● **JOB**
Your answer should be only a number: how many lines include the word "RDLB".
==== SUPPLIED RECORDS ====
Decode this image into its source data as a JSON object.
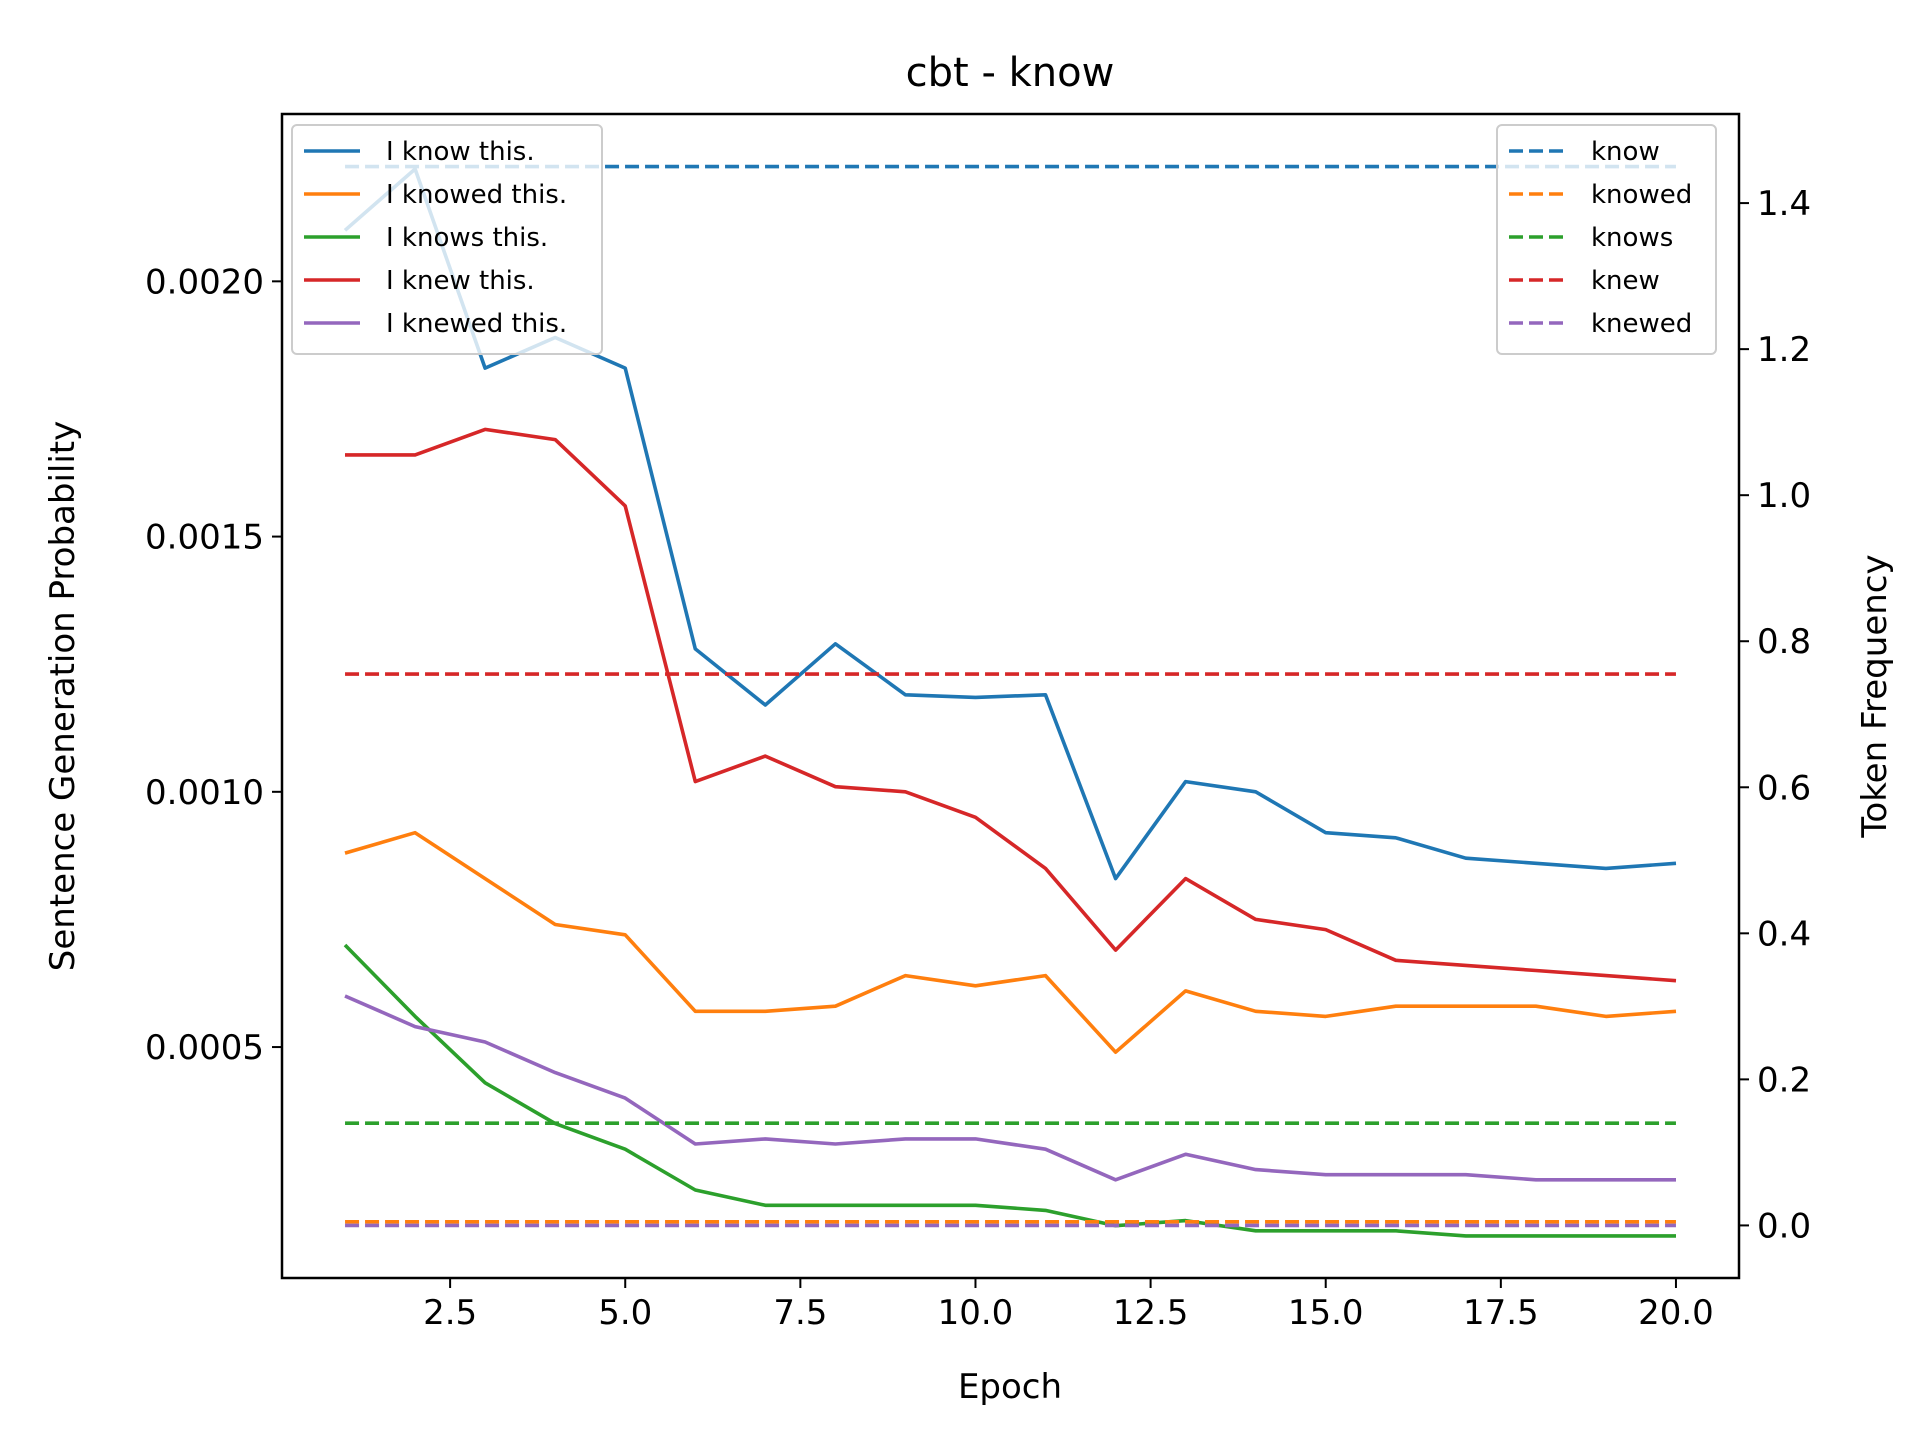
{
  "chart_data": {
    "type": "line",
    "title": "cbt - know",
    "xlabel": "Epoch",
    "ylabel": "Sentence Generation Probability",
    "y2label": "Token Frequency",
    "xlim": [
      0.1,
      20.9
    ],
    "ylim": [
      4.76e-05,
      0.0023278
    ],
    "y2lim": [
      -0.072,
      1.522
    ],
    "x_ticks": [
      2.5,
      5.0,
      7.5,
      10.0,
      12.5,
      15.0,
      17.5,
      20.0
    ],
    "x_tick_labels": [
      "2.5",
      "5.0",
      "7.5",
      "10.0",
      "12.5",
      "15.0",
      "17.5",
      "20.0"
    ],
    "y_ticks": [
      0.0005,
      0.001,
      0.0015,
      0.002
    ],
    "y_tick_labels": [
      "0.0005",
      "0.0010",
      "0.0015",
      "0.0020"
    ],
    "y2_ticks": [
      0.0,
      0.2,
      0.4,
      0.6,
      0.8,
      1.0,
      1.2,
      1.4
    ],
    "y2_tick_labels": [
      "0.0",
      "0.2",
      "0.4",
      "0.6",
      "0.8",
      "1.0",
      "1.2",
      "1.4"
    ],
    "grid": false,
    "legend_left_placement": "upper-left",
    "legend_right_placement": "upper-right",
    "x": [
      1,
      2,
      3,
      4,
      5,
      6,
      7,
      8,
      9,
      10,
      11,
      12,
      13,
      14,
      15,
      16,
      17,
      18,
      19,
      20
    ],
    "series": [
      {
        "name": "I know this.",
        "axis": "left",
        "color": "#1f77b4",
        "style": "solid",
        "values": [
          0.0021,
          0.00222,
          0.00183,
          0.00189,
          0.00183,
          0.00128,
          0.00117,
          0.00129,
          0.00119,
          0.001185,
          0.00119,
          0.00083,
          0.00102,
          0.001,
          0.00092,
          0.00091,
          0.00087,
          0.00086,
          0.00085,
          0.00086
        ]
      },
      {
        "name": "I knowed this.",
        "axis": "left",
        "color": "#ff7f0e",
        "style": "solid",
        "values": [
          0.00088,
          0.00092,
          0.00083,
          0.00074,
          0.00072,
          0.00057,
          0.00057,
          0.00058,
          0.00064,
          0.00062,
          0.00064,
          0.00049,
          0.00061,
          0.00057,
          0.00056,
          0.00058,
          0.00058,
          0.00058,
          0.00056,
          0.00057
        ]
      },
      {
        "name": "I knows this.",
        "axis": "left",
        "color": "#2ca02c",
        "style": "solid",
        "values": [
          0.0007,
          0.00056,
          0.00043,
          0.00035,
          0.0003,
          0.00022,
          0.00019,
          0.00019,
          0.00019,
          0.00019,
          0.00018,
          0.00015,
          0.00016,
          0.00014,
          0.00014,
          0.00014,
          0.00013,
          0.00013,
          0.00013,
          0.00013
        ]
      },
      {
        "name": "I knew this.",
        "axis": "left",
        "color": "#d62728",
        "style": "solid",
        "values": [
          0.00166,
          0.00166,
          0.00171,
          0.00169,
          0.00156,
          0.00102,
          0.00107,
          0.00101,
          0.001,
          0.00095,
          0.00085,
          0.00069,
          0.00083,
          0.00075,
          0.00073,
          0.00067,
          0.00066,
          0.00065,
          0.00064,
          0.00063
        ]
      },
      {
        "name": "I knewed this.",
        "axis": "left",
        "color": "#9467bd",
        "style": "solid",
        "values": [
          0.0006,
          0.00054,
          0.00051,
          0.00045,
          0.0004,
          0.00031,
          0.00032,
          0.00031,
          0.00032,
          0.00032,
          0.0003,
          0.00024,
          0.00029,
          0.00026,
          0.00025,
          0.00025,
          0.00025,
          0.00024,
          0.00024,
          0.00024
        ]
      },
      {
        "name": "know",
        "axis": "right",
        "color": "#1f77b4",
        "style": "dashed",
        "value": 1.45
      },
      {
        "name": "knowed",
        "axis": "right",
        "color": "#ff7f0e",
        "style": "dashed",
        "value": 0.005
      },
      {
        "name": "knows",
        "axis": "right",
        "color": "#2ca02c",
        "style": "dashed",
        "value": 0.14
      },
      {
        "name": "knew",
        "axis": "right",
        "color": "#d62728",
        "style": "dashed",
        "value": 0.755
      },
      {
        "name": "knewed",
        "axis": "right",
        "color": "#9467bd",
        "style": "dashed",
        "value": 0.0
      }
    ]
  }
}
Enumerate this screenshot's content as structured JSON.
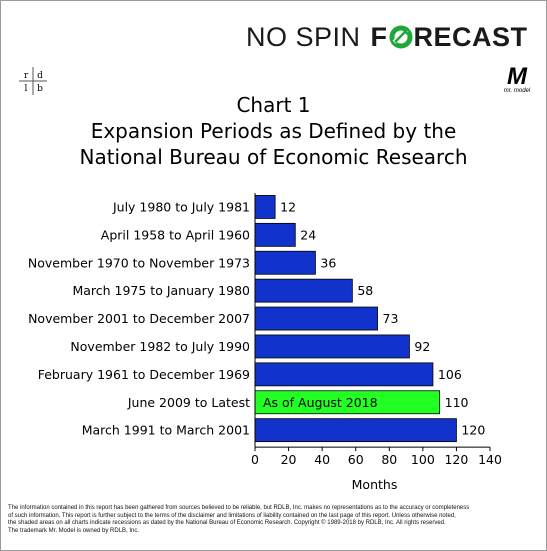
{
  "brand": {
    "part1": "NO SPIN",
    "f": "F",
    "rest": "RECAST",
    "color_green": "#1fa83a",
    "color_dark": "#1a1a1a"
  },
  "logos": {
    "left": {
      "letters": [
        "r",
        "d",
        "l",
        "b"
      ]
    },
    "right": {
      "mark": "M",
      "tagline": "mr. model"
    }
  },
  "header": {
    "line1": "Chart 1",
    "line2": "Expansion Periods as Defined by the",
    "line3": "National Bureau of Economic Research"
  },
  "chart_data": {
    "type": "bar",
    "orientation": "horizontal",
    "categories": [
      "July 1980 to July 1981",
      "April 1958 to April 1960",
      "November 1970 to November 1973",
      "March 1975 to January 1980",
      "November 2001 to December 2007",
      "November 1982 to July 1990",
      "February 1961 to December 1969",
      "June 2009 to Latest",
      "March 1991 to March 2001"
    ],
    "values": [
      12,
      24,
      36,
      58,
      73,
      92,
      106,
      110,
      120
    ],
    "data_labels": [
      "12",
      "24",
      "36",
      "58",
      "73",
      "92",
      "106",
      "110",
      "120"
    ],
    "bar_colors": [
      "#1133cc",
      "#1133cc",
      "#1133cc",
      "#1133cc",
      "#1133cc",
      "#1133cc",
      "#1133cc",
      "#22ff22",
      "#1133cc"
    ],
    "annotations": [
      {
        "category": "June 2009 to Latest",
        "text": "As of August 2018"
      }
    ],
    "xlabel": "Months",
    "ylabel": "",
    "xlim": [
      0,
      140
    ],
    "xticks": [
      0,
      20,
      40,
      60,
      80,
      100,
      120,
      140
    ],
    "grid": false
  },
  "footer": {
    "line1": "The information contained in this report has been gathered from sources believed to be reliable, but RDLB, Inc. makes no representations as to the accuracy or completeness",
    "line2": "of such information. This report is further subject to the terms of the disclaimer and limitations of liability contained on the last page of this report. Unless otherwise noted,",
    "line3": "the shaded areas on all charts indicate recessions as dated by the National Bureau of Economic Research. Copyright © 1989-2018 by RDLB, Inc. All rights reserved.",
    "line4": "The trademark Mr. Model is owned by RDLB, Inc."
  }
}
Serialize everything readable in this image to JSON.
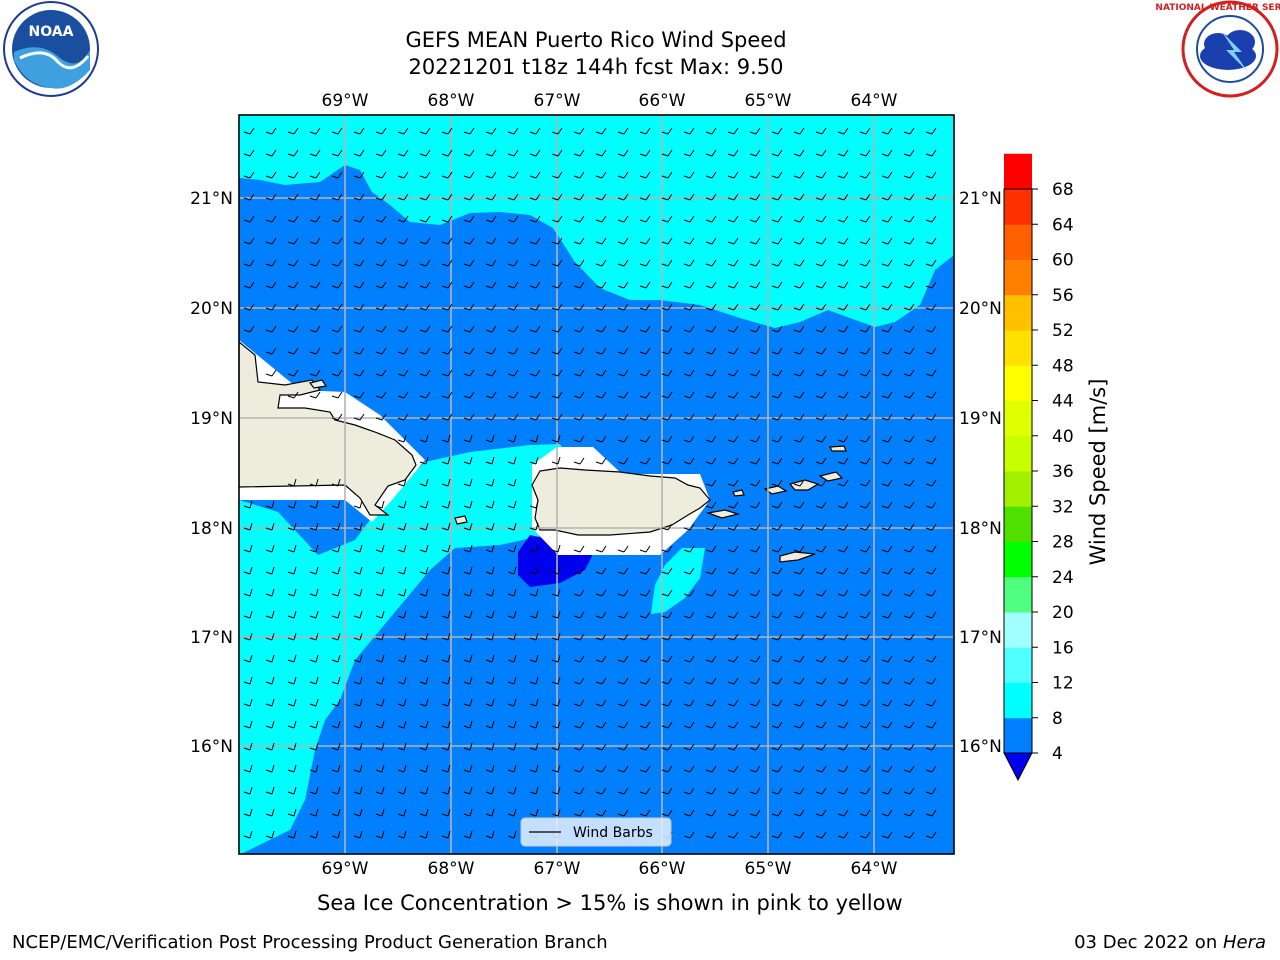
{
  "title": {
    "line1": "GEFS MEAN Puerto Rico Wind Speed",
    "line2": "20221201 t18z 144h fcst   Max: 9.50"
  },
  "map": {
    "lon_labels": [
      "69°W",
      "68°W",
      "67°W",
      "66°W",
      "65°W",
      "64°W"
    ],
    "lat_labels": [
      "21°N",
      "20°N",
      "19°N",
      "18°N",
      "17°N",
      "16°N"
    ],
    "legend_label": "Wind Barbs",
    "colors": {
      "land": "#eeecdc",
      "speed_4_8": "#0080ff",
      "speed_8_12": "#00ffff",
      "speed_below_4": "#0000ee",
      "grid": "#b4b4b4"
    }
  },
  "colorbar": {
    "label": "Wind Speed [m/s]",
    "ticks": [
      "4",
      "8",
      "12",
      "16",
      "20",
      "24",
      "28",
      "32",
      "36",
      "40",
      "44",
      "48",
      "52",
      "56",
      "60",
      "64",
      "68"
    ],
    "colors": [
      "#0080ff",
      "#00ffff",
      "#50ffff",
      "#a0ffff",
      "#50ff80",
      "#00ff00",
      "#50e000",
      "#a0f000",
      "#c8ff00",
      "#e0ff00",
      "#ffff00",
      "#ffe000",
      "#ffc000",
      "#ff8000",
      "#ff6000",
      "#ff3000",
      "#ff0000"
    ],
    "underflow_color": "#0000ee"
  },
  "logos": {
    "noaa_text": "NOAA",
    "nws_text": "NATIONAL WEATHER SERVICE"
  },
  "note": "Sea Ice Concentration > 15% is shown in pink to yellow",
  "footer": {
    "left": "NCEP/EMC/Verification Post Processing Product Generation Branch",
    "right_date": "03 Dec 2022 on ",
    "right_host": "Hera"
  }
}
====
● **SOLVED PROBLEM**
3